> Written problem
Where a line holds "billing", copy it.

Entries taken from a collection
start

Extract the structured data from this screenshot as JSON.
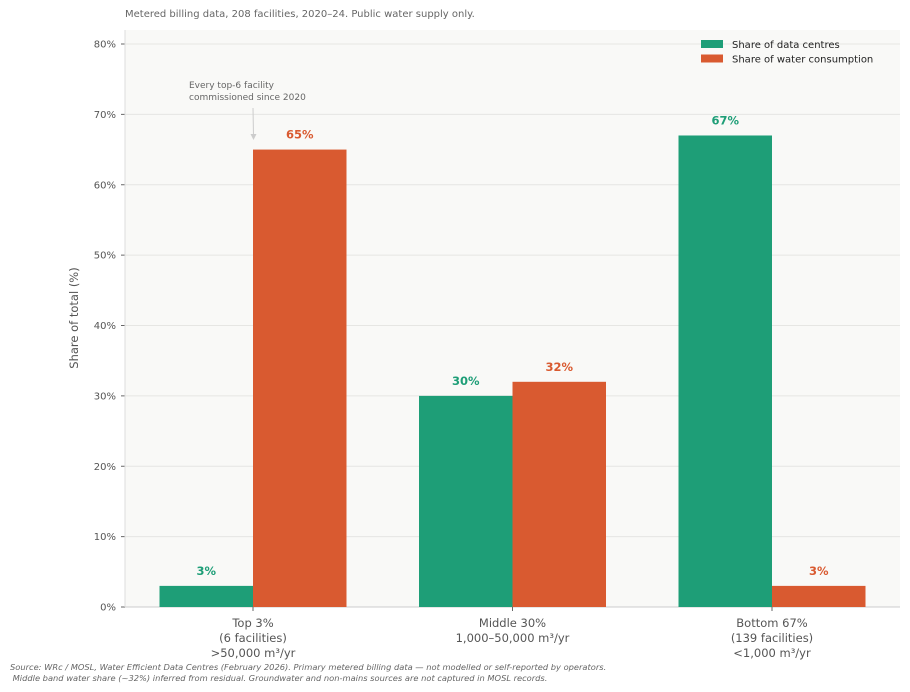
{
  "subtitle": "Metered billing data, 208 facilities, 2020–24. Public water supply only.",
  "source_lines": [
    "Source: WRc / MOSL, Water Efficient Data Centres (February 2026). Primary metered billing data — not modelled or self-reported by operators.",
    " Middle band water share (~32%) inferred from residual. Groundwater and non-mains sources are not captured in MOSL records."
  ],
  "colors": {
    "data_centres": "#1e9e77",
    "water": "#d95a30",
    "grid": "#e6e6e3",
    "background": "#f9f9f7"
  },
  "chart_data": {
    "type": "bar",
    "categories": [
      [
        "Top 3%",
        "(6 facilities)",
        ">50,000 m³/yr"
      ],
      [
        "Middle 30%",
        "1,000–50,000 m³/yr"
      ],
      [
        "Bottom 67%",
        "(139 facilities)",
        "<1,000 m³/yr"
      ]
    ],
    "series": [
      {
        "name": "Share of data centres",
        "values": [
          3,
          30,
          67
        ],
        "labels": [
          "3%",
          "30%",
          "67%"
        ],
        "color": "#1e9e77"
      },
      {
        "name": "Share of water consumption",
        "values": [
          65,
          32,
          3
        ],
        "labels": [
          "65%",
          "32%",
          "3%"
        ],
        "color": "#d95a30"
      }
    ],
    "xlabel": "",
    "ylabel": "Share of total (%)",
    "ylim": [
      0,
      82
    ],
    "yticks": [
      0,
      10,
      20,
      30,
      40,
      50,
      60,
      70,
      80
    ],
    "ytick_labels": [
      "0%",
      "10%",
      "20%",
      "30%",
      "40%",
      "50%",
      "60%",
      "70%",
      "80%"
    ],
    "grid": true,
    "legend_position": "top-right",
    "annotation": {
      "text": [
        "Every top-6 facility",
        "commissioned since 2020"
      ],
      "points_to": "Top 3% / Share of water consumption"
    }
  }
}
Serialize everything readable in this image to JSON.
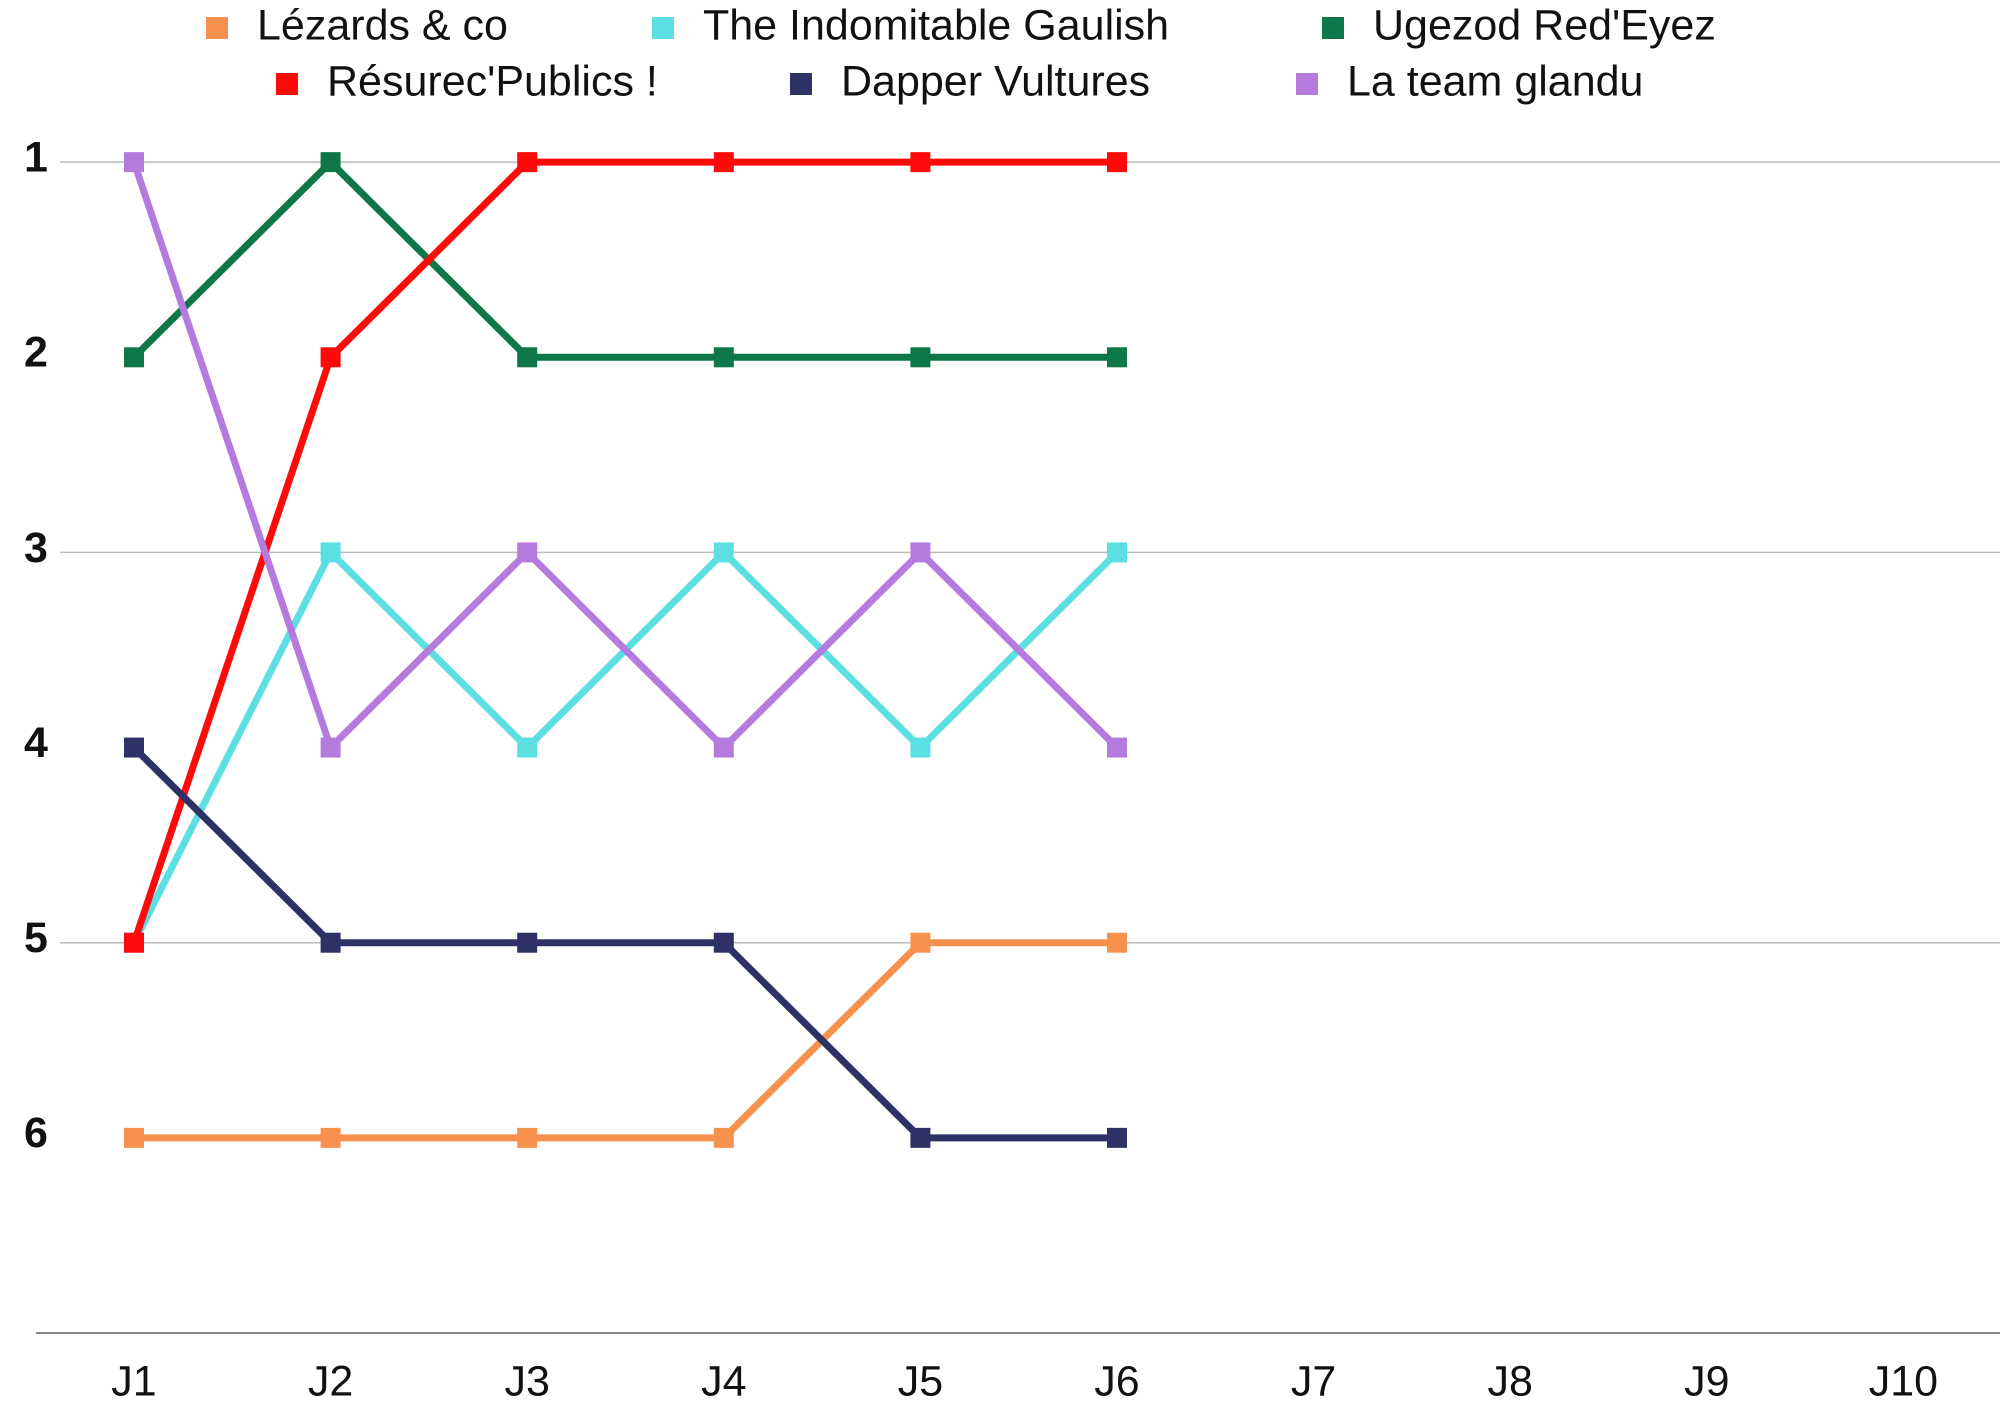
{
  "chart_data": {
    "type": "line",
    "categories": [
      "J1",
      "J2",
      "J3",
      "J4",
      "J5",
      "J6",
      "J7",
      "J8",
      "J9",
      "J10"
    ],
    "series": [
      {
        "name": "Lézards & co",
        "color": "#f7914d",
        "values": [
          6,
          6,
          6,
          6,
          5,
          5,
          null,
          null,
          null,
          null
        ]
      },
      {
        "name": "The Indomitable Gaulish",
        "color": "#5cdfe3",
        "values": [
          5,
          3,
          4,
          3,
          4,
          3,
          null,
          null,
          null,
          null
        ]
      },
      {
        "name": "Ugezod Red'Eyez",
        "color": "#0e7747",
        "values": [
          2,
          1,
          2,
          2,
          2,
          2,
          null,
          null,
          null,
          null
        ]
      },
      {
        "name": "Résurec'Publics !",
        "color": "#ff0a0a",
        "values": [
          5,
          2,
          1,
          1,
          1,
          1,
          null,
          null,
          null,
          null
        ]
      },
      {
        "name": "Dapper Vultures",
        "color": "#2e3166",
        "values": [
          4,
          5,
          5,
          5,
          6,
          6,
          null,
          null,
          null,
          null
        ]
      },
      {
        "name": "La team glandu",
        "color": "#b57ade",
        "values": [
          1,
          4,
          3,
          4,
          3,
          4,
          null,
          null,
          null,
          null
        ]
      }
    ],
    "ylim": [
      7,
      0
    ],
    "yticks": [
      1,
      2,
      3,
      4,
      5,
      6
    ],
    "grid_ticks": [
      1,
      3,
      5
    ],
    "grid": true,
    "legend": "top"
  }
}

end

> Solution to the problem
  "subtitle": "Metered billing data, 208 facilities, 2020–24. Public water supply only.",
    "Source: WRc / MOSL, Water Efficient Data Centres (February 2026). Primary metered billing data — not modelled or self-reported by operators.",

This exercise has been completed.